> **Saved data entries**
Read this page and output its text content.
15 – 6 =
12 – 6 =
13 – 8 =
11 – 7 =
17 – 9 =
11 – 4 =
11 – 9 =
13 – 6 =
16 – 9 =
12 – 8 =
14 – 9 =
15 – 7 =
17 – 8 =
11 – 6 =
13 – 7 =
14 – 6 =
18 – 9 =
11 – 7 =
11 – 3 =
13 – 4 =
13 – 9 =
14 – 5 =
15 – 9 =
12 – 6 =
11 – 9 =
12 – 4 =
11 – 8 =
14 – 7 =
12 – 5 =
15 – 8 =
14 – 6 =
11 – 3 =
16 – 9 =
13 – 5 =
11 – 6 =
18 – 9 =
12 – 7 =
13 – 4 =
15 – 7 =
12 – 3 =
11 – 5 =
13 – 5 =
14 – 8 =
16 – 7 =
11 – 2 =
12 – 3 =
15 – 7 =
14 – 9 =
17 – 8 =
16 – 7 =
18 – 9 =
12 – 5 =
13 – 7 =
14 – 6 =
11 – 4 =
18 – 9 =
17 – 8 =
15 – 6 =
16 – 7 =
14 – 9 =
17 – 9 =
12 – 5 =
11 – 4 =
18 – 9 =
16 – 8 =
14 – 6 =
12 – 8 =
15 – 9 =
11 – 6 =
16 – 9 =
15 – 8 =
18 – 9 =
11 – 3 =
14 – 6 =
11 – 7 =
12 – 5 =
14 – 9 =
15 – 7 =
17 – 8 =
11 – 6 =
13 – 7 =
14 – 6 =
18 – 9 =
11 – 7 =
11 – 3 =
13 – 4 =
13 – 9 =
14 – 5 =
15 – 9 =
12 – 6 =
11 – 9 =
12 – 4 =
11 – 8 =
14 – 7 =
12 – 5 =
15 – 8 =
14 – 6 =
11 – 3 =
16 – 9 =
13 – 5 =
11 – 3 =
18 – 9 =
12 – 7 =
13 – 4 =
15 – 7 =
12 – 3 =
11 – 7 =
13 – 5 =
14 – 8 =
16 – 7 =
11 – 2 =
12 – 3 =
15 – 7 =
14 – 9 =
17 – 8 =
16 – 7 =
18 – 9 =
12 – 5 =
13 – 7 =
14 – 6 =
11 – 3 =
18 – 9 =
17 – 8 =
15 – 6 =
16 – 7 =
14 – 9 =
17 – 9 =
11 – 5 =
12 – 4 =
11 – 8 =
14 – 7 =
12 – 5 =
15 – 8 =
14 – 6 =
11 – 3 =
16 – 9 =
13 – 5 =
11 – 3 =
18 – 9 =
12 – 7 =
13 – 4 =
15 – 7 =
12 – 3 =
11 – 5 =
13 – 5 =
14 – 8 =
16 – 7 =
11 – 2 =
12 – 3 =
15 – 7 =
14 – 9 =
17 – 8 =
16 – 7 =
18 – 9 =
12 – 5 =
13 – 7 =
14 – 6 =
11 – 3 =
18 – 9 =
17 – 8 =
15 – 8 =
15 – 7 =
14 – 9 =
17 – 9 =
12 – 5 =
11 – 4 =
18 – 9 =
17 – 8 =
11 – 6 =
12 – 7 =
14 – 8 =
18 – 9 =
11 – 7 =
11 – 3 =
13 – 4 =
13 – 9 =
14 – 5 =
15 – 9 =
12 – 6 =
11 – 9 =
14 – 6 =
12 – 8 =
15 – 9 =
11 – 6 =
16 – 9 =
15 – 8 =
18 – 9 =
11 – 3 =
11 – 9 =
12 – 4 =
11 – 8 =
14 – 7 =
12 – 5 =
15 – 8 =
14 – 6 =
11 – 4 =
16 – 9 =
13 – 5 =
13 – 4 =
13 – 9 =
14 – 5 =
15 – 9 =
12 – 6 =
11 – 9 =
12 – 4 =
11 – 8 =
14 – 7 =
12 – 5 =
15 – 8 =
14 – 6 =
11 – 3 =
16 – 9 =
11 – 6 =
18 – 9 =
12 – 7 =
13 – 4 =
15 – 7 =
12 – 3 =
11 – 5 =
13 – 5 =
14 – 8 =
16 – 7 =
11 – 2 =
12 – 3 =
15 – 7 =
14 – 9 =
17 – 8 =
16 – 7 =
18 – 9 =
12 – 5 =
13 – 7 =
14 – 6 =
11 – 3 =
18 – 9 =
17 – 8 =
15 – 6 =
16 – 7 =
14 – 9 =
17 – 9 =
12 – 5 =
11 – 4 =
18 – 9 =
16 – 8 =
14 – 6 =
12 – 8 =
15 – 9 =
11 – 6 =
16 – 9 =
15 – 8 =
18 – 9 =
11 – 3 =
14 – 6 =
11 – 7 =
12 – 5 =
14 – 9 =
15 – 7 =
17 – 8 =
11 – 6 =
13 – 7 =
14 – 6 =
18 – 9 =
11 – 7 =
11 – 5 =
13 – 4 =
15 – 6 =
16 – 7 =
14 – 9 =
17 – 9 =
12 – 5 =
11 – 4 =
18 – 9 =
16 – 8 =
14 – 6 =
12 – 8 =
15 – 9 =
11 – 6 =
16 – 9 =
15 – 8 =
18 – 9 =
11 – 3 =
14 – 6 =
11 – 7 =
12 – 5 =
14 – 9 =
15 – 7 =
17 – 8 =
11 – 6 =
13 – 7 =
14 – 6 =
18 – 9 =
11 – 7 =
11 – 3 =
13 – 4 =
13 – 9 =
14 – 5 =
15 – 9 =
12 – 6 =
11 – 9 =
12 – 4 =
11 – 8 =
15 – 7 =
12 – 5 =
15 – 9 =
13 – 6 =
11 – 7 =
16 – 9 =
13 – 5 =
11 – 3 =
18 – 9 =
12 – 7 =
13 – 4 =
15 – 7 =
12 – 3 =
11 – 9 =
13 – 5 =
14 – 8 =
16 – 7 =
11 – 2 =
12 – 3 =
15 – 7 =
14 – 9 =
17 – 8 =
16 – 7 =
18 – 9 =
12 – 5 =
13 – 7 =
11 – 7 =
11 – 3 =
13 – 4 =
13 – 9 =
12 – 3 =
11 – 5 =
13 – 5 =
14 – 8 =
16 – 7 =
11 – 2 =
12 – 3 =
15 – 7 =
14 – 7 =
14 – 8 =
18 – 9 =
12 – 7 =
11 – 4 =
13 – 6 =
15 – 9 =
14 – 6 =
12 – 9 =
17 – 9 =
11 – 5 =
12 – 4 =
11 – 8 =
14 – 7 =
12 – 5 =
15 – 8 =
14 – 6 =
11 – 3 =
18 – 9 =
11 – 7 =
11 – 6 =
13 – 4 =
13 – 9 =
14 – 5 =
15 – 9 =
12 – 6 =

...

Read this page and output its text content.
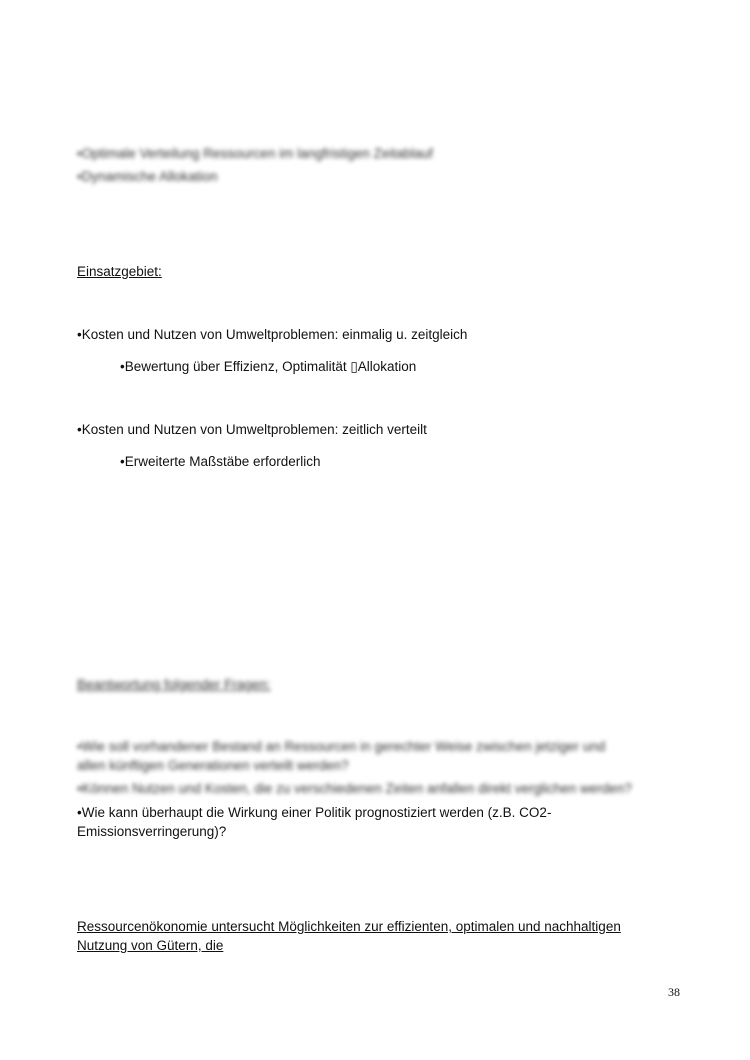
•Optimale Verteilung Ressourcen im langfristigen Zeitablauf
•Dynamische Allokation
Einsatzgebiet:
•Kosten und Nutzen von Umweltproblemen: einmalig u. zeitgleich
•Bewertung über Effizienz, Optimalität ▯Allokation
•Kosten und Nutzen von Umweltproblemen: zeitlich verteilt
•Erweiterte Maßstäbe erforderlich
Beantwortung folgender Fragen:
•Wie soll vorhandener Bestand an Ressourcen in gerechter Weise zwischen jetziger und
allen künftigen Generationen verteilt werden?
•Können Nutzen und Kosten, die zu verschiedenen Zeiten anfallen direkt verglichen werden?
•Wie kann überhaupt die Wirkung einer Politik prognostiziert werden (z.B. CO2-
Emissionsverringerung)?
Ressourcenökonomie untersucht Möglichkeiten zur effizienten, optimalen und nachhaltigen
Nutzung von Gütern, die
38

* * *

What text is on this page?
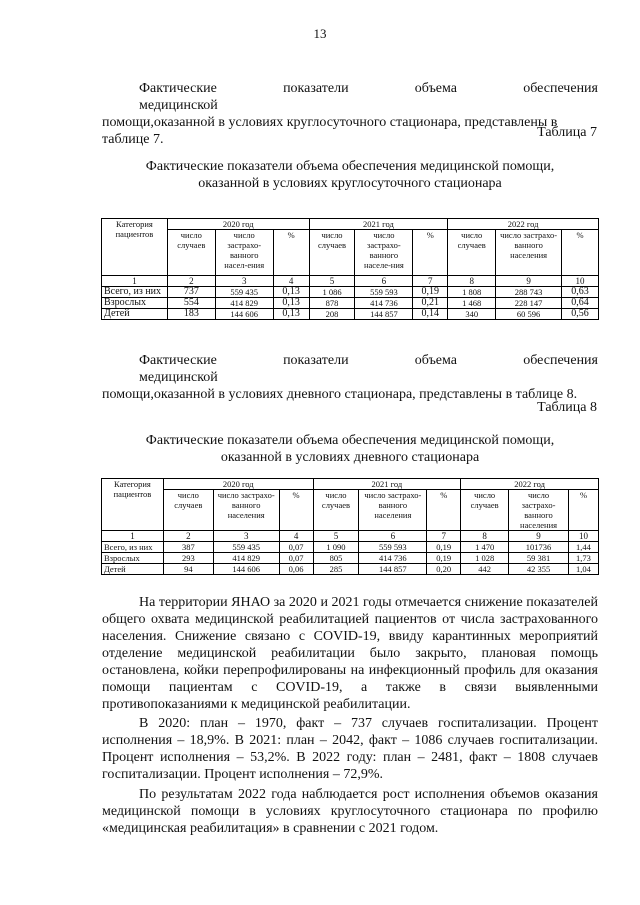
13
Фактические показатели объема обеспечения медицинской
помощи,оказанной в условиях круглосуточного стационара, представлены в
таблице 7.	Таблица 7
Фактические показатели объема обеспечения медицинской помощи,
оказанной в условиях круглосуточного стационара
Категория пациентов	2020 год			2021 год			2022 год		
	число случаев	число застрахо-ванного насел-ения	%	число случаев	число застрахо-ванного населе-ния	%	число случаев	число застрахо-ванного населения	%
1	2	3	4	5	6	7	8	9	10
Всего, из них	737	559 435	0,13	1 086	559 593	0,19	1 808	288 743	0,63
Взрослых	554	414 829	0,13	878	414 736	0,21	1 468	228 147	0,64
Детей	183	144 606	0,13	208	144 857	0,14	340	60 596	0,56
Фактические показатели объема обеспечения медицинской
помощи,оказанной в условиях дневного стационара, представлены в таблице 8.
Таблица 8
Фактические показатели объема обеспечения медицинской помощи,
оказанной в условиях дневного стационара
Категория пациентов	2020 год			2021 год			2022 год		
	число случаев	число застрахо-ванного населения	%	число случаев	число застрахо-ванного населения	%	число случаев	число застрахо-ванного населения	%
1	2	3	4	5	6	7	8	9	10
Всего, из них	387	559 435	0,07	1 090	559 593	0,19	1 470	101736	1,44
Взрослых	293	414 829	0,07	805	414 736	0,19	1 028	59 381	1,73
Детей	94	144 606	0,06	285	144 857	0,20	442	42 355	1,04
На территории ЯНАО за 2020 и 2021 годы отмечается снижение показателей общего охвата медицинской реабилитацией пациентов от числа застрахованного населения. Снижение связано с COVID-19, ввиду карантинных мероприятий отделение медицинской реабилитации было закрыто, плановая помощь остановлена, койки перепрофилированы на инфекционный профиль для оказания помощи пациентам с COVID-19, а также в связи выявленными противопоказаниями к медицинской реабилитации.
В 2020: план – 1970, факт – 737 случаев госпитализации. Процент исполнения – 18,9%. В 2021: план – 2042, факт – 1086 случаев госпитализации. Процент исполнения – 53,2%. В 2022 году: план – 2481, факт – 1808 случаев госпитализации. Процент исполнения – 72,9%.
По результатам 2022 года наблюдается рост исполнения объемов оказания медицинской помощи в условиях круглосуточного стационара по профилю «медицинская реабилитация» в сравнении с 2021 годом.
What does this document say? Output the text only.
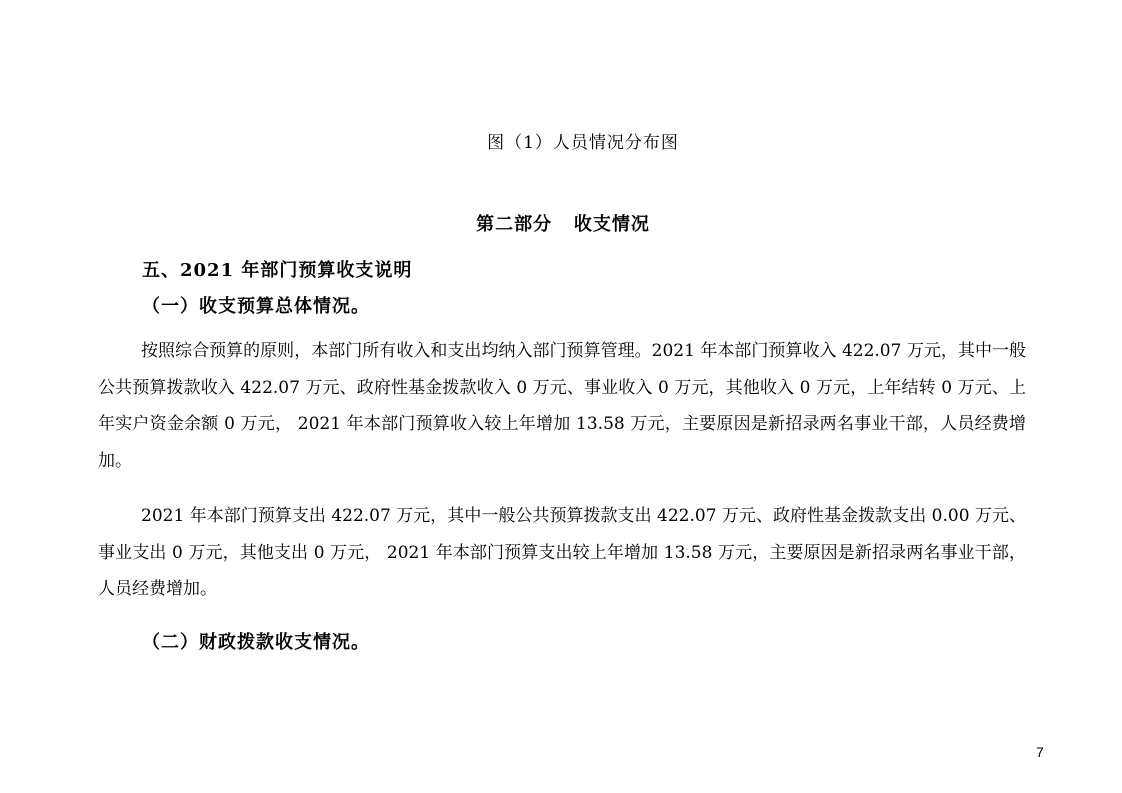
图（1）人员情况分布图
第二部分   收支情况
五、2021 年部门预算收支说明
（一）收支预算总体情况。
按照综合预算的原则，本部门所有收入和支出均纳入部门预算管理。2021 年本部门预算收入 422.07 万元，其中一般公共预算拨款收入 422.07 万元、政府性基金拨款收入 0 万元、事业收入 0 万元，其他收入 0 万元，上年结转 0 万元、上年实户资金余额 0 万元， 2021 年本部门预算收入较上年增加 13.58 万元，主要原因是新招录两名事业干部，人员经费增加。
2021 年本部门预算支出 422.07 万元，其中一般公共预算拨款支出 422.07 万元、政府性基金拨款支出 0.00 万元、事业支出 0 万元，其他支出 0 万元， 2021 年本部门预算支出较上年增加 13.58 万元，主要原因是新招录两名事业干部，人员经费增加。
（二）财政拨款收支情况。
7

> **DESCRIPTION OF THE TASK**
Copy out every line of the data that includes "verteilt".

> **ANSWER FOR THE TASK**
•Kosten und Nutzen von Umweltproblemen: zeitlich verteilt
allen künftigen Generationen verteilt werden?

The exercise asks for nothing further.